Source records

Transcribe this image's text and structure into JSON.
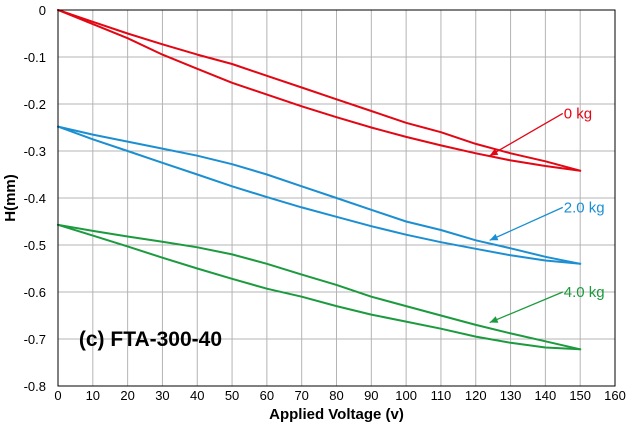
{
  "chart_data": {
    "type": "line",
    "title": "",
    "panel_label": "(c) FTA-300-40",
    "xlabel": "Applied Voltage (v)",
    "ylabel": "H(mm)",
    "xlim": [
      0,
      160
    ],
    "ylim": [
      -0.8,
      0
    ],
    "xticks": [
      0,
      10,
      20,
      30,
      40,
      50,
      60,
      70,
      80,
      90,
      100,
      110,
      120,
      130,
      140,
      150,
      160
    ],
    "yticks": [
      0,
      -0.1,
      -0.2,
      -0.3,
      -0.4,
      -0.5,
      -0.6,
      -0.7,
      -0.8
    ],
    "ytick_labels": [
      "0",
      "-0.1",
      "-0.2",
      "-0.3",
      "-0.4",
      "-0.5",
      "-0.6",
      "-0.7",
      "-0.8"
    ],
    "grid": true,
    "legend": "none",
    "series": [
      {
        "name": "0 kg",
        "color": "#e30613",
        "loops": [
          {
            "x": [
              0,
              10,
              20,
              30,
              40,
              50,
              60,
              70,
              80,
              90,
              100,
              110,
              120,
              130,
              140,
              150
            ],
            "y": [
              0,
              -0.025,
              -0.05,
              -0.073,
              -0.095,
              -0.115,
              -0.14,
              -0.165,
              -0.19,
              -0.215,
              -0.24,
              -0.26,
              -0.285,
              -0.305,
              -0.322,
              -0.342
            ]
          },
          {
            "x": [
              0,
              10,
              20,
              30,
              40,
              50,
              60,
              70,
              80,
              90,
              100,
              110,
              120,
              130,
              140,
              150
            ],
            "y": [
              0,
              -0.03,
              -0.06,
              -0.095,
              -0.125,
              -0.155,
              -0.18,
              -0.205,
              -0.228,
              -0.25,
              -0.27,
              -0.288,
              -0.305,
              -0.32,
              -0.332,
              -0.342
            ]
          }
        ]
      },
      {
        "name": "2.0 kg",
        "color": "#1b8fd2",
        "loops": [
          {
            "x": [
              0,
              10,
              20,
              30,
              40,
              50,
              60,
              70,
              80,
              90,
              100,
              110,
              120,
              130,
              140,
              150
            ],
            "y": [
              -0.248,
              -0.265,
              -0.28,
              -0.295,
              -0.31,
              -0.328,
              -0.35,
              -0.375,
              -0.4,
              -0.425,
              -0.45,
              -0.468,
              -0.49,
              -0.507,
              -0.525,
              -0.54
            ]
          },
          {
            "x": [
              0,
              10,
              20,
              30,
              40,
              50,
              60,
              70,
              80,
              90,
              100,
              110,
              120,
              130,
              140,
              150
            ],
            "y": [
              -0.248,
              -0.275,
              -0.3,
              -0.325,
              -0.35,
              -0.375,
              -0.398,
              -0.42,
              -0.44,
              -0.46,
              -0.478,
              -0.494,
              -0.508,
              -0.522,
              -0.533,
              -0.54
            ]
          }
        ]
      },
      {
        "name": "4.0 kg",
        "color": "#1c9a3e",
        "loops": [
          {
            "x": [
              0,
              10,
              20,
              30,
              40,
              50,
              60,
              70,
              80,
              90,
              100,
              110,
              120,
              130,
              140,
              150
            ],
            "y": [
              -0.457,
              -0.47,
              -0.482,
              -0.493,
              -0.505,
              -0.52,
              -0.54,
              -0.563,
              -0.585,
              -0.61,
              -0.63,
              -0.65,
              -0.67,
              -0.688,
              -0.705,
              -0.722
            ]
          },
          {
            "x": [
              0,
              10,
              20,
              30,
              40,
              50,
              60,
              70,
              80,
              90,
              100,
              110,
              120,
              130,
              140,
              150
            ],
            "y": [
              -0.457,
              -0.48,
              -0.503,
              -0.527,
              -0.55,
              -0.572,
              -0.593,
              -0.61,
              -0.63,
              -0.648,
              -0.663,
              -0.678,
              -0.695,
              -0.708,
              -0.718,
              -0.722
            ]
          }
        ]
      }
    ],
    "annotations": [
      {
        "text": "0 kg",
        "series": "0 kg",
        "at": {
          "x": 145,
          "y": -0.22
        },
        "arrow_to": {
          "x": 124,
          "y": -0.31
        }
      },
      {
        "text": "2.0 kg",
        "series": "2.0 kg",
        "at": {
          "x": 145,
          "y": -0.42
        },
        "arrow_to": {
          "x": 124,
          "y": -0.49
        }
      },
      {
        "text": "4.0 kg",
        "series": "4.0 kg",
        "at": {
          "x": 145,
          "y": -0.6
        },
        "arrow_to": {
          "x": 124,
          "y": -0.665
        }
      }
    ]
  }
}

Work to do:
Give every line of the material that includes the string "text".

Result of this exercise:
Transcribe this image's text and structure into JSON.
        "text": "0 kg",
        "text": "2.0 kg",
        "text": "4.0 kg",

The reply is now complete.